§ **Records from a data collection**

* * * *

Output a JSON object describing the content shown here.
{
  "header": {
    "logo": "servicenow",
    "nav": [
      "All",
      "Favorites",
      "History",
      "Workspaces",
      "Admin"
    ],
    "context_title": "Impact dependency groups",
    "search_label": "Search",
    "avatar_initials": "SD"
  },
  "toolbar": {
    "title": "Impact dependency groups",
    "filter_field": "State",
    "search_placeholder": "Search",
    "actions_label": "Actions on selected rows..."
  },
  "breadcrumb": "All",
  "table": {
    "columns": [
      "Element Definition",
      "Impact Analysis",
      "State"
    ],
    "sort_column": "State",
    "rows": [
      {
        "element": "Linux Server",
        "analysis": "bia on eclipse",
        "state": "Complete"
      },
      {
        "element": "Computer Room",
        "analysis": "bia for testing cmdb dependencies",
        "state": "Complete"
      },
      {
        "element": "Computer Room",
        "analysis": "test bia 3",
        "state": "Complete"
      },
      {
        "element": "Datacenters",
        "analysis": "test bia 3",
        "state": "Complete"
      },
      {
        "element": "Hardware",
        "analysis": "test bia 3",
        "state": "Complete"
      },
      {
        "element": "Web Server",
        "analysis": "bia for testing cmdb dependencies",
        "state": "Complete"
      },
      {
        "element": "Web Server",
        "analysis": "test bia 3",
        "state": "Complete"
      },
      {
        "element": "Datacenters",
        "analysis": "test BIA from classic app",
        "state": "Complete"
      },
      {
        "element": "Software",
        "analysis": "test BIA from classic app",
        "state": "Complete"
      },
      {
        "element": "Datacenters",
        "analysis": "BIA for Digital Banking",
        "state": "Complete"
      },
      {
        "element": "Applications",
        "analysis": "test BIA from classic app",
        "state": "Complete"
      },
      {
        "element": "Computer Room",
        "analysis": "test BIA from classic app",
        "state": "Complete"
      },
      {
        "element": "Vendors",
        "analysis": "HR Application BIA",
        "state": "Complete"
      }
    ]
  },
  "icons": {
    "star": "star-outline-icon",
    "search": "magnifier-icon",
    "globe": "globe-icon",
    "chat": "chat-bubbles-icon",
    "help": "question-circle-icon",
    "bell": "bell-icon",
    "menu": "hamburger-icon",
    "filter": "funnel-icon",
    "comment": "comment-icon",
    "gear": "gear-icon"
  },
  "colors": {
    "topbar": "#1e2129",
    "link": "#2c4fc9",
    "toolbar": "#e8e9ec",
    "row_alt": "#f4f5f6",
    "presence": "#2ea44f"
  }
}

* * * *

§ **Exercise**
From the records above, extract every line exactly as it stands.

§ **Response**
Output a JSON object describing the content shown here.
{
  "header": {
    "logo": "servicenow",
    "nav": [
      "All",
      "Favorites",
      "History",
      "Workspaces",
      "Admin"
    ],
    "context_title": "Impact dependency groups",
    "search_label": "Search",
    "avatar_initials": "SD"
  },
  "toolbar": {
    "title": "Impact dependency groups",
    "filter_field": "State",
    "search_placeholder": "Search",
    "actions_label": "Actions on selected rows..."
  },
  "breadcrumb": "All",
  "table": {
    "columns": [
      "Element Definition",
      "Impact Analysis",
      "State"
    ],
    "sort_column": "State",
    "rows": [
      {
        "element": "Linux Server",
        "analysis": "bia on eclipse",
        "state": "Complete"
      },
      {
        "element": "Computer Room",
        "analysis": "bia for testing cmdb dependencies",
        "state": "Complete"
      },
      {
        "element": "Computer Room",
        "analysis": "test bia 3",
        "state": "Complete"
      },
      {
        "element": "Datacenters",
        "analysis": "test bia 3",
        "state": "Complete"
      },
      {
        "element": "Hardware",
        "analysis": "test bia 3",
        "state": "Complete"
      },
      {
        "element": "Web Server",
        "analysis": "bia for testing cmdb dependencies",
        "state": "Complete"
      },
      {
        "element": "Web Server",
        "analysis": "test bia 3",
        "state": "Complete"
      },
      {
        "element": "Datacenters",
        "analysis": "test BIA from classic app",
        "state": "Complete"
      },
      {
        "element": "Software",
        "analysis": "test BIA from classic app",
        "state": "Complete"
      },
      {
        "element": "Datacenters",
        "analysis": "BIA for Digital Banking",
        "state": "Complete"
      },
      {
        "element": "Applications",
        "analysis": "test BIA from classic app",
        "state": "Complete"
      },
      {
        "element": "Computer Room",
        "analysis": "test BIA from classic app",
        "state": "Complete"
      },
      {
        "element": "Vendors",
        "analysis": "HR Application BIA",
        "state": "Complete"
      }
    ]
  },
  "icons": {
    "star": "star-outline-icon",
    "search": "magnifier-icon",
    "globe": "globe-icon",
    "chat": "chat-bubbles-icon",
    "help": "question-circle-icon",
    "bell": "bell-icon",
    "menu": "hamburger-icon",
    "filter": "funnel-icon",
    "comment": "comment-icon",
    "gear": "gear-icon"
  },
  "colors": {
    "topbar": "#1e2129",
    "link": "#2c4fc9",
    "toolbar": "#e8e9ec",
    "row_alt": "#f4f5f6",
    "presence": "#2ea44f"
  }
}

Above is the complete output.